In addition to initial population, denominator, denominator-exclusions and numerators, situational awareness measures may report other populations or population scores. Unlike quality measures, situational awareness measures do not use denominator exceptions. This implementation guide defines four additional types of populations:
These population types are defined in the Measure Populations code system.
The numerator complement is the quantity in the denominator that match neither the numerator the numerator exclusion criteria. Summed together, the numerator, numerator-exclusion and numerator-complement must match the value of the denominator - denominator-exclusion value.
In a capacity and utilization measure, the numerator-complement population represents available capacity. By enabling reporting of available capacity in a measure report, the numerator-complement enables search for locations with available capacity meeting a specific criteria (e.g., an ICU with 10 open beds, or a hospital with 3 available ventilators).
Duration is a measure-observation provided with time units representing the duration of an activity or event (e.g. length of stay, time to admission, time for service).
Like Duration, duration-squared is a measure-observation. It represents the sum of squares duration of an activity or event. This value can be used to support computation of variance in time of service measures. Increases in variation over time represent areas where service times are changing, and measures of variance allow for hypotheses testing about the distribution of measured events.

Document structure recognition data
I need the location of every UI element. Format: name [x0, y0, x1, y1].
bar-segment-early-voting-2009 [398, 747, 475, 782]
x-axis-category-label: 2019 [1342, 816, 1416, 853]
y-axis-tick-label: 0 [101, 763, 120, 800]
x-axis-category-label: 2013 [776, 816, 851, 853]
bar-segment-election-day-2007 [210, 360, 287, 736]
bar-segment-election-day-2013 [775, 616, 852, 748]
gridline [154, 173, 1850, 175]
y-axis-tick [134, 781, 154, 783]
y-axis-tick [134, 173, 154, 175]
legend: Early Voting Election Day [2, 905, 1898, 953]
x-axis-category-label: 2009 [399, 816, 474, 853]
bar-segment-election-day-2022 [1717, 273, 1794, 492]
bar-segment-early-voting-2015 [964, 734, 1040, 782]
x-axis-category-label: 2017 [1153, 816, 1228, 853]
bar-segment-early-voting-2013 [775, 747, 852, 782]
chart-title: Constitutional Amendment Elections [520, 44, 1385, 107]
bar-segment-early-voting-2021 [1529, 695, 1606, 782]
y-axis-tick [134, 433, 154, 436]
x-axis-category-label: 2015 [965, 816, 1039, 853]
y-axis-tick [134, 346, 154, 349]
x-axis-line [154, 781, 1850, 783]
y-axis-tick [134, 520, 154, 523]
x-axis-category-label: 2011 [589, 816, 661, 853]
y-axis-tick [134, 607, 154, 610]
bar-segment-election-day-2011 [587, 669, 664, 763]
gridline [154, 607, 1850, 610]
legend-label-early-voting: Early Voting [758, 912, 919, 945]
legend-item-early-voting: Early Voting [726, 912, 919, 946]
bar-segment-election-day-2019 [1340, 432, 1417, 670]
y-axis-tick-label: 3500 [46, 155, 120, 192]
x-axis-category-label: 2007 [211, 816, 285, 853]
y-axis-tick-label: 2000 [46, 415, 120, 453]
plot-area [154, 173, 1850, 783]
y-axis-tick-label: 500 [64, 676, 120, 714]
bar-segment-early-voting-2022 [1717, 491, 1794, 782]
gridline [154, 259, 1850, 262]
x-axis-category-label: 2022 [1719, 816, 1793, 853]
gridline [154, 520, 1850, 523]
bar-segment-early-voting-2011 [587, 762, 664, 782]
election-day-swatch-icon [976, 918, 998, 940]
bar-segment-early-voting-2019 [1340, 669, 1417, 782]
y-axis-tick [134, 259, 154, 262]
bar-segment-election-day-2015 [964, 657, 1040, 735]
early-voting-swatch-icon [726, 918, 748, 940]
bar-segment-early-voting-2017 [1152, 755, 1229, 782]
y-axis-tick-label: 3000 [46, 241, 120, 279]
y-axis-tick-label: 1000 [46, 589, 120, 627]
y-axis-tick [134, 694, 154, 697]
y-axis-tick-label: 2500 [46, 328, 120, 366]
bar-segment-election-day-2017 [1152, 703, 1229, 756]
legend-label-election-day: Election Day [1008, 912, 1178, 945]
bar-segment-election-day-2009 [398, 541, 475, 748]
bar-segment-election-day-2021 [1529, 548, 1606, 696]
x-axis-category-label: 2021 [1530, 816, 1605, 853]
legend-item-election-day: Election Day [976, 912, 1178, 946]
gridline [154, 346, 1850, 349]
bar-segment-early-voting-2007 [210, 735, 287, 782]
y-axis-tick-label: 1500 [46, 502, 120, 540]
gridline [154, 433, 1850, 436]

### Exercise tasks
[a] Quote the passage on measure populations word for word, from "Duration is a" to "time for service).".
[b] Using the passage on measure populations, decide whether each statement below agrees with it. Answer yes or no for each, and quote the words that decide it. (i) Situational awareness measures use denominator exceptions. (ii) In a capacity and utilization measure, the numerator-complement population stands for available capacity. (iii) Duration-squared is a measure-observation.

### Responses to the tasks
[a]
Duration is a measure-observation provided with time units representing the duration of an activity or event (e.g. length of stay, time to admission, time for service).

[b]
(i) No: "Unlike quality measures, situational awareness measures do not use denominator exceptions."
(ii) Yes: "In a capacity and utilization measure, the numerator-complement population represents available capacity."
(iii) Yes: "Like Duration, duration-squared is a measure-observation."